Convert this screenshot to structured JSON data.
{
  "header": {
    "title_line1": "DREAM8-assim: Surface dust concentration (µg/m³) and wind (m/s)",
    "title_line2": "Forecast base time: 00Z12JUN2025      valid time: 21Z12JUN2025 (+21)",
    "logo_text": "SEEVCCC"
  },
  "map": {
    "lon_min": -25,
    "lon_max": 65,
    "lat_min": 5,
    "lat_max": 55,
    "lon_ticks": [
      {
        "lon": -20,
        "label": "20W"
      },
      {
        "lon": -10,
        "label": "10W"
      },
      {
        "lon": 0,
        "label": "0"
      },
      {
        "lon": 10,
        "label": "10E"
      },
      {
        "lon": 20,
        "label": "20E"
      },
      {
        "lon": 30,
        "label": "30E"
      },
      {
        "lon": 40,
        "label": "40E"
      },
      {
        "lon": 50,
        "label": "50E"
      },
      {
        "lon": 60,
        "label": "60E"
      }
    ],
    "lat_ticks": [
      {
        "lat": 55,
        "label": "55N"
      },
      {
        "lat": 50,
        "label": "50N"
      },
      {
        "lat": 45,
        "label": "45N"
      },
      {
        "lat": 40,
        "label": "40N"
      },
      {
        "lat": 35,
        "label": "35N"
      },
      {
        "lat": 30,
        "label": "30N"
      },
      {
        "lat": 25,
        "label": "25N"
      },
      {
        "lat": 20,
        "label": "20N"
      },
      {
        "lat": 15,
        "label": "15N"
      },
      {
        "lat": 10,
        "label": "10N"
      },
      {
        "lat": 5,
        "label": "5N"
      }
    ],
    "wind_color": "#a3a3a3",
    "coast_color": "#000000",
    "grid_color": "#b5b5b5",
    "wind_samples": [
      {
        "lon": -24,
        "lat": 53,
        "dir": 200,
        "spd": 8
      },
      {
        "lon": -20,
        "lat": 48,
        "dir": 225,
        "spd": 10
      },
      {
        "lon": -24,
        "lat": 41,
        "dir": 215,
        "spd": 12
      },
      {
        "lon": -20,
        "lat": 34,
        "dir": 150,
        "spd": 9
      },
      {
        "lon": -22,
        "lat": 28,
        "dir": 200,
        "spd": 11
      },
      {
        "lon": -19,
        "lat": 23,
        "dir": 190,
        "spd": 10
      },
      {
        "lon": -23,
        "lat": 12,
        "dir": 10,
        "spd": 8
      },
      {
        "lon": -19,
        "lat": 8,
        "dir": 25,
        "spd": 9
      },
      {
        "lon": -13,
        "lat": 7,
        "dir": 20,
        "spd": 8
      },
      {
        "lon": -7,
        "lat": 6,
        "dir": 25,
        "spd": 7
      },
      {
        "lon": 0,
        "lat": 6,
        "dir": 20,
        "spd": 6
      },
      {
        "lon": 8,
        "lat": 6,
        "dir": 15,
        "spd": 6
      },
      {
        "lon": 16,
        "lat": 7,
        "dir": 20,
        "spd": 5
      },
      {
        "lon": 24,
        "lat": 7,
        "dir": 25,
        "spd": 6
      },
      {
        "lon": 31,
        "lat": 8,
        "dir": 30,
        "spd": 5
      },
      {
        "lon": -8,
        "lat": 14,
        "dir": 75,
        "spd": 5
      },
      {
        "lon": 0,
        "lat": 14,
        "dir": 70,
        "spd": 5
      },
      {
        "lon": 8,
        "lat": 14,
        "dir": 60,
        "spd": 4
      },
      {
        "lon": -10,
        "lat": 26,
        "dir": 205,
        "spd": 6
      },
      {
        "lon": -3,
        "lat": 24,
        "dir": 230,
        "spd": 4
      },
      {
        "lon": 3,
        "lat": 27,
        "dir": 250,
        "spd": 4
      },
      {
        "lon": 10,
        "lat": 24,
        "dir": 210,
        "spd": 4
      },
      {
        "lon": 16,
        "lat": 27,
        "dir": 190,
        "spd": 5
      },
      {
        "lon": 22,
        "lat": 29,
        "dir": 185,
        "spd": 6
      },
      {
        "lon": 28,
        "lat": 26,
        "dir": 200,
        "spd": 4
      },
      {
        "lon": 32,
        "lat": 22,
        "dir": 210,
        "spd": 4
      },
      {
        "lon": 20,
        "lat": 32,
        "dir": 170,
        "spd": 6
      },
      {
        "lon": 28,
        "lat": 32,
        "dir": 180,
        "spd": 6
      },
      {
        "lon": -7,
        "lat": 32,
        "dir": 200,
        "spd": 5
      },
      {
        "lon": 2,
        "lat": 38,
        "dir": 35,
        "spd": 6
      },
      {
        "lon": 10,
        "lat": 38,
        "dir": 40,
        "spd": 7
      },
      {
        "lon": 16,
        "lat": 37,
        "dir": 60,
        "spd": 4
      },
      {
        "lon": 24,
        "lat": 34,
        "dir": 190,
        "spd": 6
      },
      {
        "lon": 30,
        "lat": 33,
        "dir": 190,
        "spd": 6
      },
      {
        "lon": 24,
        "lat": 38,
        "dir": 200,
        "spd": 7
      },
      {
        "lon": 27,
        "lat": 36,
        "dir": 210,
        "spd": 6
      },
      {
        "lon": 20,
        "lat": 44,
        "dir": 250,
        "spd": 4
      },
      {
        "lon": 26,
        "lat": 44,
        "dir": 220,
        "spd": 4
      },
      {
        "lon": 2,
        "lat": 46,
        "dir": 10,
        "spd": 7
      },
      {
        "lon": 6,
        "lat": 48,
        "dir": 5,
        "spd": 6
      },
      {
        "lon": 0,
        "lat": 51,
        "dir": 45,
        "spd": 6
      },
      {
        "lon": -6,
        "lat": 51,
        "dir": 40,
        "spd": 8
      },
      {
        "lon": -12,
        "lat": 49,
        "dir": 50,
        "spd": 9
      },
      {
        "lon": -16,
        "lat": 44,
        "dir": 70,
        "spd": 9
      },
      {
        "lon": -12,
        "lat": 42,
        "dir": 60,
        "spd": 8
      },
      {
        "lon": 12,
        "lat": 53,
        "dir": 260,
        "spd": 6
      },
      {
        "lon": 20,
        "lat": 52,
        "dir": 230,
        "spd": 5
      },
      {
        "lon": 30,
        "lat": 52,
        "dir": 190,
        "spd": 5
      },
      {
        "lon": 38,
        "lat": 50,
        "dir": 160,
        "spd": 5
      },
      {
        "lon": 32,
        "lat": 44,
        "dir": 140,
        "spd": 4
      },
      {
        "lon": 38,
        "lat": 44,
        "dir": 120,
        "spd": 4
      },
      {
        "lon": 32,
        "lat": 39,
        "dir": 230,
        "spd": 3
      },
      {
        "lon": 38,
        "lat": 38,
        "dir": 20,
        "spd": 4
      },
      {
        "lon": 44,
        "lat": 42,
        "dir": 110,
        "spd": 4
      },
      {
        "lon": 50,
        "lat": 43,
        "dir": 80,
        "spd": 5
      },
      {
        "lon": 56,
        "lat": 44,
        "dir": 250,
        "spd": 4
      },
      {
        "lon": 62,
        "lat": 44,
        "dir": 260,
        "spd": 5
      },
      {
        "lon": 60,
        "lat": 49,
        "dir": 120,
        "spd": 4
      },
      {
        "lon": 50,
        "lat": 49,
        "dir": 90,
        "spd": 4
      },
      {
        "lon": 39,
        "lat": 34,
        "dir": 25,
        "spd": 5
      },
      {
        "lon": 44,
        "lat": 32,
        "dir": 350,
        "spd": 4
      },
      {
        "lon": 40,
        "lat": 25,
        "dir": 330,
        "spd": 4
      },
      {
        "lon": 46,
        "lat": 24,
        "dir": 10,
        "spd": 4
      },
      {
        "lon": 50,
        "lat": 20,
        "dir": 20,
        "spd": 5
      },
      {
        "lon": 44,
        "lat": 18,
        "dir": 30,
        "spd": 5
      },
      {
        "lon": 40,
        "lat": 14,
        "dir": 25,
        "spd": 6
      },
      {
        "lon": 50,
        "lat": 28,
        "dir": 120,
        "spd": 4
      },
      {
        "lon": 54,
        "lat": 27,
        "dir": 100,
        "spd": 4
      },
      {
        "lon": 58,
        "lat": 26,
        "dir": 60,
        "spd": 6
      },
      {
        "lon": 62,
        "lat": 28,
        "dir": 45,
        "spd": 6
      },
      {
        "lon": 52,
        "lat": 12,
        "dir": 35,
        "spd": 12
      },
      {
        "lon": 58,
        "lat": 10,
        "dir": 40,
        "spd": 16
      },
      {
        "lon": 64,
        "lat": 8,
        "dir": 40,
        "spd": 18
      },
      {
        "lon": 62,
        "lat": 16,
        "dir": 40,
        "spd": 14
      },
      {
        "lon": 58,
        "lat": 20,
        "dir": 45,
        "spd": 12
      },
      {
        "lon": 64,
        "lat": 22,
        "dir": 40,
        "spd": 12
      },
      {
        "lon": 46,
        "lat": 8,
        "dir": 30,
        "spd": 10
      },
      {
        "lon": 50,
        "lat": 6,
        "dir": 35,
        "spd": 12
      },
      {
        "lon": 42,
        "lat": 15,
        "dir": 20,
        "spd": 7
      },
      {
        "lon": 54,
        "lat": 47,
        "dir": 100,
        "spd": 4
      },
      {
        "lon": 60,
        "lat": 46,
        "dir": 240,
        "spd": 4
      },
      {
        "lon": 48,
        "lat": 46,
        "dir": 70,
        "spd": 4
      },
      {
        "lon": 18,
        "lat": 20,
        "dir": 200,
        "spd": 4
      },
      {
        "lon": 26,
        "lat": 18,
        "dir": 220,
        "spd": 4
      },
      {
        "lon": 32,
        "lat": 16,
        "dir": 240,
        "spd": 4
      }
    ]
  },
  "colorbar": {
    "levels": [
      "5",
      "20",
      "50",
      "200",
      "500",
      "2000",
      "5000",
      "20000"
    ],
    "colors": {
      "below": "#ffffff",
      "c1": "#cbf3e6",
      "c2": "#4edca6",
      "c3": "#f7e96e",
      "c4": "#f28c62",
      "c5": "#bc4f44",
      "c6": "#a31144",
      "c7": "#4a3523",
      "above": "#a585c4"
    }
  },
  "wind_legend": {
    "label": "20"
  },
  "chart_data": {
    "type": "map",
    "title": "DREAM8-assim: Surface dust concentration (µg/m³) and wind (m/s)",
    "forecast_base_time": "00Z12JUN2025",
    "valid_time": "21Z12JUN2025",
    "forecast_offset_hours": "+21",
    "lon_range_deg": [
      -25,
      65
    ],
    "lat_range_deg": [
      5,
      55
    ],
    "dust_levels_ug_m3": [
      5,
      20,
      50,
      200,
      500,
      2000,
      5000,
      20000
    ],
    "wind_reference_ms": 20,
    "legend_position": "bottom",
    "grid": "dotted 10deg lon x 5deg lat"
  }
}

***

**GIVEN TASK:**
Which lines of the data above contain "concentration"? Copy each one.

**REPLY TO THE TASK:**
    "title_line1": "DREAM8-assim: Surface dust concentration (µg/m³) and wind (m/s)",
    "title": "DREAM8-assim: Surface dust concentration (µg/m³) and wind (m/s)",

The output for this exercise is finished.